- **Task input**:
= = = =

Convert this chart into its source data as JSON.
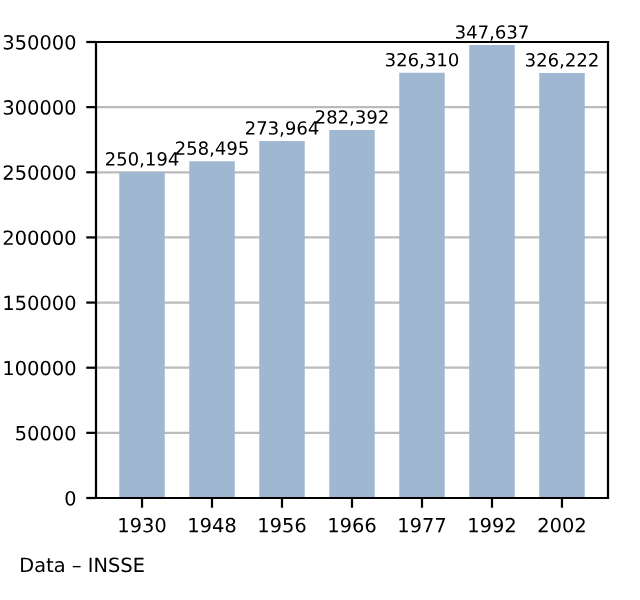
{
  "chart_data": {
    "type": "bar",
    "categories": [
      "1930",
      "1948",
      "1956",
      "1966",
      "1977",
      "1992",
      "2002"
    ],
    "values": [
      250194,
      258495,
      273964,
      282392,
      326310,
      347637,
      326222
    ],
    "value_labels": [
      "250,194",
      "258,495",
      "273,964",
      "282,392",
      "326,310",
      "347,637",
      "326,222"
    ],
    "color": "#9fb7d1",
    "ylim": [
      0,
      350000
    ],
    "yticks": [
      0,
      50000,
      100000,
      150000,
      200000,
      250000,
      300000,
      350000
    ],
    "grid": "y",
    "annotations": [
      "Data – INSSE"
    ]
  }
}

= = = =

- **Objective**: Transcribe every record above exactly as written, leaving out any pictures.

- **Response to the exercise**:
Convert this chart into its source data as JSON.
{
  "chart_data": {
    "type": "bar",
    "categories": [
      "1930",
      "1948",
      "1956",
      "1966",
      "1977",
      "1992",
      "2002"
    ],
    "values": [
      250194,
      258495,
      273964,
      282392,
      326310,
      347637,
      326222
    ],
    "value_labels": [
      "250,194",
      "258,495",
      "273,964",
      "282,392",
      "326,310",
      "347,637",
      "326,222"
    ],
    "color": "#9fb7d1",
    "ylim": [
      0,
      350000
    ],
    "yticks": [
      0,
      50000,
      100000,
      150000,
      200000,
      250000,
      300000,
      350000
    ],
    "grid": "y",
    "annotations": [
      "Data – INSSE"
    ]
  }
}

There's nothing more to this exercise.